- Task directions
Separate out the lines that hold "JSON".

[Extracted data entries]
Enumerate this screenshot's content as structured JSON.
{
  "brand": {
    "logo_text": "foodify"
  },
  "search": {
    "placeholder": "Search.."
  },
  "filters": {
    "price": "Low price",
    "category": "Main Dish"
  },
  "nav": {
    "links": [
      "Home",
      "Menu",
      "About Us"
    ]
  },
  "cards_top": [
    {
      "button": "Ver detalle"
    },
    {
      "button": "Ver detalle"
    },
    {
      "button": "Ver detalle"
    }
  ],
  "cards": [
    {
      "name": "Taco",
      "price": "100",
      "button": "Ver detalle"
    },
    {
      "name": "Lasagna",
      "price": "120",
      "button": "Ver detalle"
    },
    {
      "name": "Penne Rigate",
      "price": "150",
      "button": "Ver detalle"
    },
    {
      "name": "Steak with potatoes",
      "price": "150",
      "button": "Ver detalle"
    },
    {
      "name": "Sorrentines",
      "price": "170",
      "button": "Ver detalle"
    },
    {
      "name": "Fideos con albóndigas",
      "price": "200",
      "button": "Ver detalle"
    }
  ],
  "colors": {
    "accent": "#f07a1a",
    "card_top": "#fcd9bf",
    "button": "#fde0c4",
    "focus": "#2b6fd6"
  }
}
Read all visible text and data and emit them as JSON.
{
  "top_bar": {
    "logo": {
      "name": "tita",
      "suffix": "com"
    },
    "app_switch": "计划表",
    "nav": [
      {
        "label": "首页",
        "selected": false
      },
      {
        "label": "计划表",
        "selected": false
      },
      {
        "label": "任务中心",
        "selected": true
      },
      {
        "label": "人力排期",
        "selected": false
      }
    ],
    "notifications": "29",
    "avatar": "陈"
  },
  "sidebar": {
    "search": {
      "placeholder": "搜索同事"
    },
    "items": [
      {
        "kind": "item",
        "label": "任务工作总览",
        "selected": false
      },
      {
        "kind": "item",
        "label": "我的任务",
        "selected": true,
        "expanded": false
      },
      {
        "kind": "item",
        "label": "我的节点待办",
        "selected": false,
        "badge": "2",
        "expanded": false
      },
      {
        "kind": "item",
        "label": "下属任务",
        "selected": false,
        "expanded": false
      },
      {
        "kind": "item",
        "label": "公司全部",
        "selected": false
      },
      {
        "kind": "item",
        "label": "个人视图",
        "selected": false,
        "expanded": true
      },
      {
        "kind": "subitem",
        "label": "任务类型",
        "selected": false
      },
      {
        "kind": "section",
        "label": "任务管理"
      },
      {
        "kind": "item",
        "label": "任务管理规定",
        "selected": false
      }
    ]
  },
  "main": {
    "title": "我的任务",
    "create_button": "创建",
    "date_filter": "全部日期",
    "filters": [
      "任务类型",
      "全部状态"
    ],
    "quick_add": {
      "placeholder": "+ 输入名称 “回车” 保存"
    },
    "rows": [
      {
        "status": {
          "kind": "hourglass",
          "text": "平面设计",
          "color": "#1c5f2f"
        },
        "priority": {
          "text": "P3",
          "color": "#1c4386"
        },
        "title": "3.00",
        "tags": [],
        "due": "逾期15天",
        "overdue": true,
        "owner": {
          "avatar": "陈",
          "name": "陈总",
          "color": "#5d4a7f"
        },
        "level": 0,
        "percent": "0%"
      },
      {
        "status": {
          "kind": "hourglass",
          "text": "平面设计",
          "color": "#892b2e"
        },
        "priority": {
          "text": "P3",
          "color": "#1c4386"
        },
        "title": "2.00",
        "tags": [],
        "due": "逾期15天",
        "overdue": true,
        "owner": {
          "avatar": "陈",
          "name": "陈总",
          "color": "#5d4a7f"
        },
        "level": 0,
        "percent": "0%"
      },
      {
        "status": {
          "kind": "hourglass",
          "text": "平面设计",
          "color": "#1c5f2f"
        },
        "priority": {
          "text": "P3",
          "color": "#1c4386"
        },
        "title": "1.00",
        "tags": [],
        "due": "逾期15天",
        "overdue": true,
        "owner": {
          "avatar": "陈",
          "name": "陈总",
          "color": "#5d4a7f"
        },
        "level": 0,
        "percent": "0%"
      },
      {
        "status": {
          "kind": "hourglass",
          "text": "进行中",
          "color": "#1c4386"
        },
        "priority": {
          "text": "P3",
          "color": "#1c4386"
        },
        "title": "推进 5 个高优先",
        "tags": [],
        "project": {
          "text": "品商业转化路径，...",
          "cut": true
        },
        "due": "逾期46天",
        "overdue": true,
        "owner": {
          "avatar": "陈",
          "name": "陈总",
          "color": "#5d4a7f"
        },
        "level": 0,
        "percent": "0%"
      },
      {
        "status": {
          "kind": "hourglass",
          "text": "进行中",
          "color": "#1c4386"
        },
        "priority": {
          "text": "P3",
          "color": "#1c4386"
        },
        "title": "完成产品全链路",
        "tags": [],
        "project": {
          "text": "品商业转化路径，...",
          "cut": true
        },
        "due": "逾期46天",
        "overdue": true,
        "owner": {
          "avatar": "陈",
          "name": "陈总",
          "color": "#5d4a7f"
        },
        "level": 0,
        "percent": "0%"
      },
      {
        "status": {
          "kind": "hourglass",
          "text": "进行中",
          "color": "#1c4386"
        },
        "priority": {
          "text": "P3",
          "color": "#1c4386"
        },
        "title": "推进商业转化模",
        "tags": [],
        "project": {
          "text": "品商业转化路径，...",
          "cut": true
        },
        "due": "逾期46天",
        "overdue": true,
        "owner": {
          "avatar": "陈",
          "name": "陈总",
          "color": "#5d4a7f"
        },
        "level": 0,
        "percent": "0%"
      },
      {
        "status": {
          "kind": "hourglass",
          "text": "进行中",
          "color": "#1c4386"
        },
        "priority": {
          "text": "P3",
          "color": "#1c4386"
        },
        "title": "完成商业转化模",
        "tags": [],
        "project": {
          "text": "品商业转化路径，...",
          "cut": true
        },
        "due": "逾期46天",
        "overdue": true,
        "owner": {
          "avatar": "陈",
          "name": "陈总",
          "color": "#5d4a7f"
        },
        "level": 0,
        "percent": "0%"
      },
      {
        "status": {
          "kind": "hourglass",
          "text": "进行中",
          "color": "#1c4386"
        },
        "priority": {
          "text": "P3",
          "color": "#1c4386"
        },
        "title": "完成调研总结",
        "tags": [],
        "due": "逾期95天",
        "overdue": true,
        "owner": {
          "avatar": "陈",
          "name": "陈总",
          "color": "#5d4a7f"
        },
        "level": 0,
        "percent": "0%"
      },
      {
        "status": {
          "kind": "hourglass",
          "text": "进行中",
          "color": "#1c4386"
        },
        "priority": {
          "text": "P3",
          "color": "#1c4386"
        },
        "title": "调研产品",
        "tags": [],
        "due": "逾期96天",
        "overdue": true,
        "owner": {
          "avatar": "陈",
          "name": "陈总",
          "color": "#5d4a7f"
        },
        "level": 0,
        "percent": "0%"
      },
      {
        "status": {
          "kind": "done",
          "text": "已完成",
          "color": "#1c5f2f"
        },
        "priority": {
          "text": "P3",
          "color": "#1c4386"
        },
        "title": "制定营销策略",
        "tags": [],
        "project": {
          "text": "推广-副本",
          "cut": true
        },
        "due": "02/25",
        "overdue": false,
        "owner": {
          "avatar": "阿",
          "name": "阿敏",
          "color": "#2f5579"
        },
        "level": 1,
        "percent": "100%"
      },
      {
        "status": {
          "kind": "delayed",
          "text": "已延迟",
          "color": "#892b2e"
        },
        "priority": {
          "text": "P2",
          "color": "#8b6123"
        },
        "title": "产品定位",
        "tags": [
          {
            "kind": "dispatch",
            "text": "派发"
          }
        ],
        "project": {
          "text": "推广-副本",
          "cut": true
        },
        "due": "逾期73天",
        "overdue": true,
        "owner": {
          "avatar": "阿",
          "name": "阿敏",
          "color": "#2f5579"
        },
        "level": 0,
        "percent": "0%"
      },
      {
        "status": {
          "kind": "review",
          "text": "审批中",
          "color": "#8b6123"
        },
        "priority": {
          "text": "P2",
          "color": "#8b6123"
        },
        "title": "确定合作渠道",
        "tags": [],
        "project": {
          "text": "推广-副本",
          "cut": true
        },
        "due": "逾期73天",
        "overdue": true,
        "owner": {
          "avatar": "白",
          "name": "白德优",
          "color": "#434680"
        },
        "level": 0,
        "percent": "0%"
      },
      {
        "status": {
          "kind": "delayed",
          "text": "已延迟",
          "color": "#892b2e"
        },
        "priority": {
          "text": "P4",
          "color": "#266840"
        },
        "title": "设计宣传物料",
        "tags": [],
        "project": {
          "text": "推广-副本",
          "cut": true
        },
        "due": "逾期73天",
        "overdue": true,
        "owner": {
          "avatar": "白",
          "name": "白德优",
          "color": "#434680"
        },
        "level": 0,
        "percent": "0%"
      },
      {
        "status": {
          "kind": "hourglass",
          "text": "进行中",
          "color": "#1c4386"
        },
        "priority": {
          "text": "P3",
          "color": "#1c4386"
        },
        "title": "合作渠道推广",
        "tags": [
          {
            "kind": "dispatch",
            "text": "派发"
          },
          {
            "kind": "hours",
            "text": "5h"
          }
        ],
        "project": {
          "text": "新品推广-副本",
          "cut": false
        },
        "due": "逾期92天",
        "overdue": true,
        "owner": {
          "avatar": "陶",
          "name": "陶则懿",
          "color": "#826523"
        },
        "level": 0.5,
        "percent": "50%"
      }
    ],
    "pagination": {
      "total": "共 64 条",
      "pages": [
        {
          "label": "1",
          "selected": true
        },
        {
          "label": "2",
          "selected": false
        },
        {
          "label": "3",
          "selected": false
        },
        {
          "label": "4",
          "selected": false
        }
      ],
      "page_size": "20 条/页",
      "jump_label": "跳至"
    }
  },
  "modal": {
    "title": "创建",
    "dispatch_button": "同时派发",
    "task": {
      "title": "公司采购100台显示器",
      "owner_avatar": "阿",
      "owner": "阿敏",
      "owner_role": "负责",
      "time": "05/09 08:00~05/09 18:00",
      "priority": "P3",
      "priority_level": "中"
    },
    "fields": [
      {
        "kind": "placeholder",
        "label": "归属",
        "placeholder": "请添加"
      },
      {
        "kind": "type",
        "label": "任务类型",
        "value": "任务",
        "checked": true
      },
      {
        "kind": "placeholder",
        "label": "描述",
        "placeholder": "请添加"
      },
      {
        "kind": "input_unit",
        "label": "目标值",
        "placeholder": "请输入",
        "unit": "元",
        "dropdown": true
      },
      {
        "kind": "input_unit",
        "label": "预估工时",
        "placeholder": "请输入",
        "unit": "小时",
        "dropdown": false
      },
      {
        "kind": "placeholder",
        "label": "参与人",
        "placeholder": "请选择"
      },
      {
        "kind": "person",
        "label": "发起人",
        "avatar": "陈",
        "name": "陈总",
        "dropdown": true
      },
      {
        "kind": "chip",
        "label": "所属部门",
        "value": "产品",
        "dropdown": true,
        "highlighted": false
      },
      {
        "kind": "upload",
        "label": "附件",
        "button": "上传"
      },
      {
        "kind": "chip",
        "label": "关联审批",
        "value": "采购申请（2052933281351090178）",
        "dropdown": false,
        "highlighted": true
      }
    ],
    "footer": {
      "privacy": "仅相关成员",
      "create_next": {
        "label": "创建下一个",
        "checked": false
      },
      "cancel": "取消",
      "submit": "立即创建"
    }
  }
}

- Answer
Enumerate this screenshot's content as structured JSON.
Read all visible text and data and emit them as JSON.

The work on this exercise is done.